:: Exercise objective ::
All the data below goes into the copy word for word, but the pictures don't.

(Source material)

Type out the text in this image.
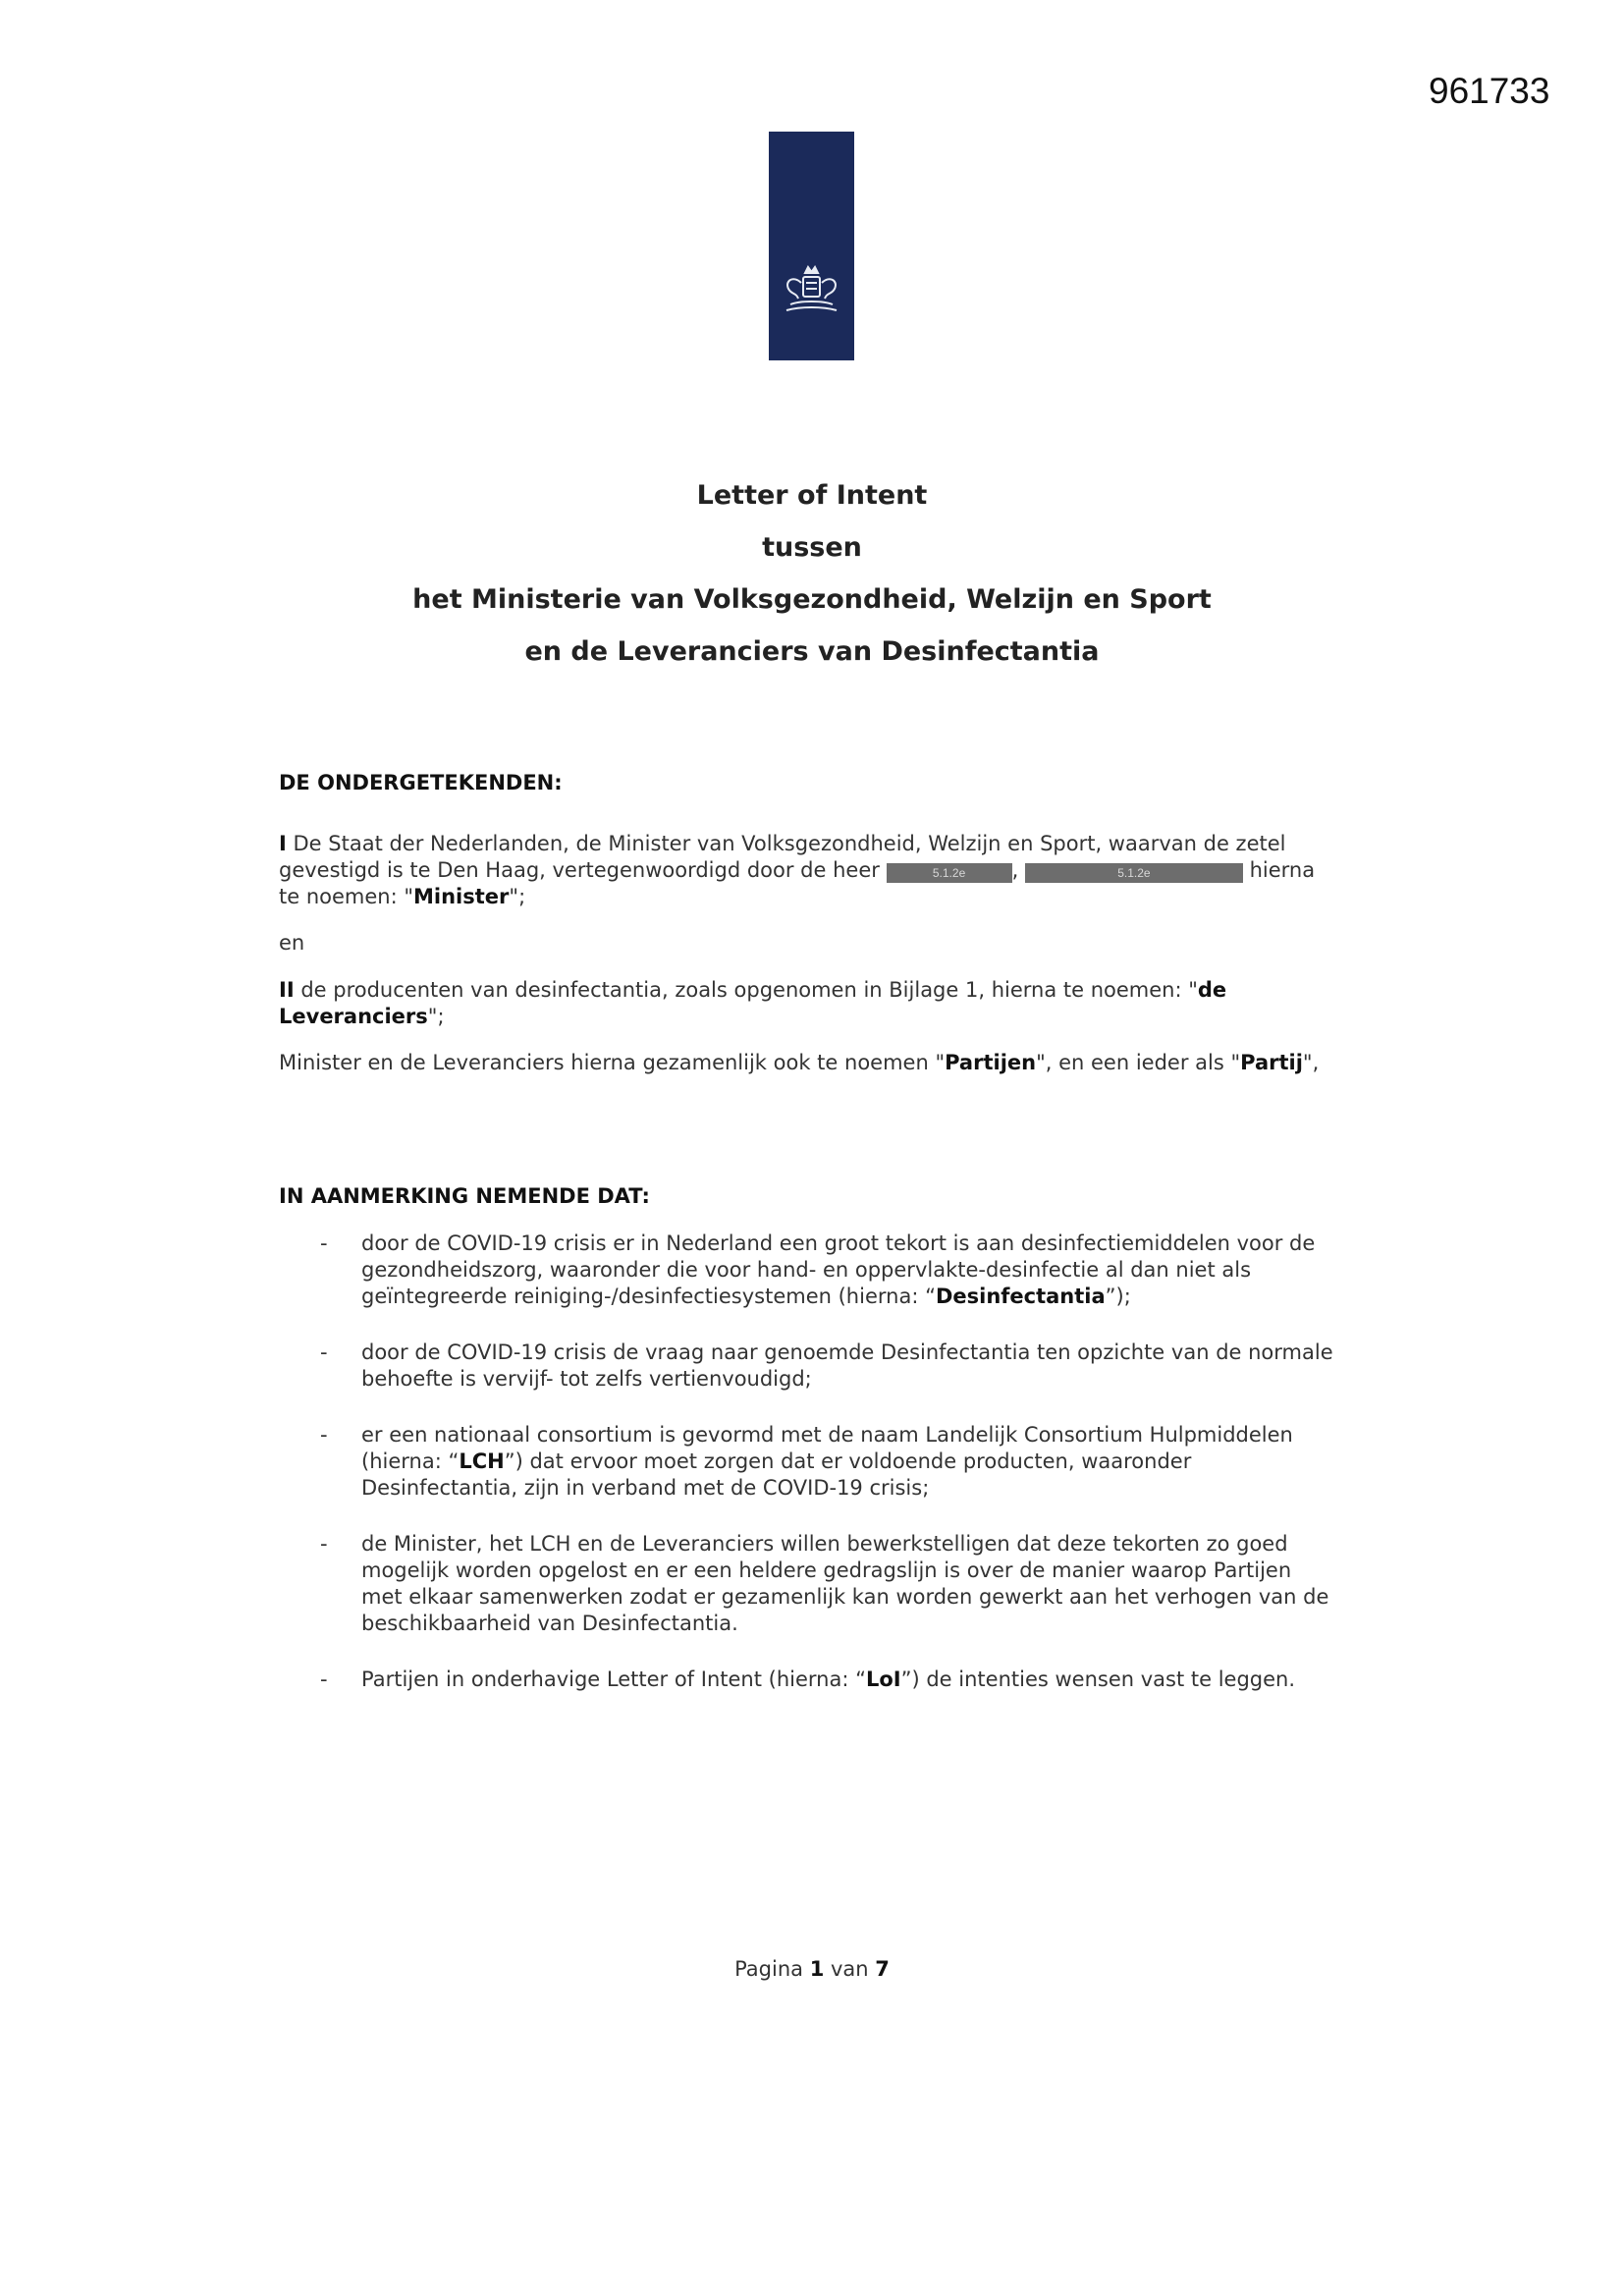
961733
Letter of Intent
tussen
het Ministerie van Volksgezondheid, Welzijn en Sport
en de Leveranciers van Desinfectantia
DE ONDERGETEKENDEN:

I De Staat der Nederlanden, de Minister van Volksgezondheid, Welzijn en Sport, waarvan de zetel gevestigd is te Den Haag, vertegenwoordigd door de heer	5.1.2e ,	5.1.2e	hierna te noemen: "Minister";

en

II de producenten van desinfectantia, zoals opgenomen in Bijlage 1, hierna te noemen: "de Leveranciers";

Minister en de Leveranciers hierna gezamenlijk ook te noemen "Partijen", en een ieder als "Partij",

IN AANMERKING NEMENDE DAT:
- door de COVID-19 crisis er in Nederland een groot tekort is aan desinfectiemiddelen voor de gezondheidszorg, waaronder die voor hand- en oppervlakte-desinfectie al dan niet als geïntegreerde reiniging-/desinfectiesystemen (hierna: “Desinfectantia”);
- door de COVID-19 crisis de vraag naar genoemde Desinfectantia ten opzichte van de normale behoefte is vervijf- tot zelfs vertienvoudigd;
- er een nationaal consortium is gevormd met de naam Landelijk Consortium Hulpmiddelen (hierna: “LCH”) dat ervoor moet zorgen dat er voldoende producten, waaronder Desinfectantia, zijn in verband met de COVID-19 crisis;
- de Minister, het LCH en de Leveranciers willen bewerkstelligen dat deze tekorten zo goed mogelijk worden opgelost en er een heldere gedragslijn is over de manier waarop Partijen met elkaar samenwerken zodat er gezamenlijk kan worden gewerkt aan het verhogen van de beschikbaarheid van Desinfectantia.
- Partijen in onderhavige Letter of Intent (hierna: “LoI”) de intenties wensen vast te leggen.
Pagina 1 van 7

(End Source material)

:: Task answer ::
Type out the text in this image.
961733
Letter of Intent
tussen
het Ministerie van Volksgezondheid, Welzijn en Sport
en de Leveranciers van Desinfectantia
DE ONDERGETEKENDEN:

I De Staat der Nederlanden, de Minister van Volksgezondheid, Welzijn en Sport, waarvan de zetel gevestigd is te Den Haag, vertegenwoordigd door de heer	5.1.2e ,	5.1.2e	hierna te noemen: "Minister";

en

II de producenten van desinfectantia, zoals opgenomen in Bijlage 1, hierna te noemen: "de Leveranciers";

Minister en de Leveranciers hierna gezamenlijk ook te noemen "Partijen", en een ieder als "Partij",

IN AANMERKING NEMENDE DAT:
- door de COVID-19 crisis er in Nederland een groot tekort is aan desinfectiemiddelen voor de gezondheidszorg, waaronder die voor hand- en oppervlakte-desinfectie al dan niet als geïntegreerde reiniging-/desinfectiesystemen (hierna: “Desinfectantia”);
- door de COVID-19 crisis de vraag naar genoemde Desinfectantia ten opzichte van de normale behoefte is vervijf- tot zelfs vertienvoudigd;
- er een nationaal consortium is gevormd met de naam Landelijk Consortium Hulpmiddelen (hierna: “LCH”) dat ervoor moet zorgen dat er voldoende producten, waaronder Desinfectantia, zijn in verband met de COVID-19 crisis;
- de Minister, het LCH en de Leveranciers willen bewerkstelligen dat deze tekorten zo goed mogelijk worden opgelost en er een heldere gedragslijn is over de manier waarop Partijen met elkaar samenwerken zodat er gezamenlijk kan worden gewerkt aan het verhogen van de beschikbaarheid van Desinfectantia.
- Partijen in onderhavige Letter of Intent (hierna: “LoI”) de intenties wensen vast te leggen.
Pagina 1 van 7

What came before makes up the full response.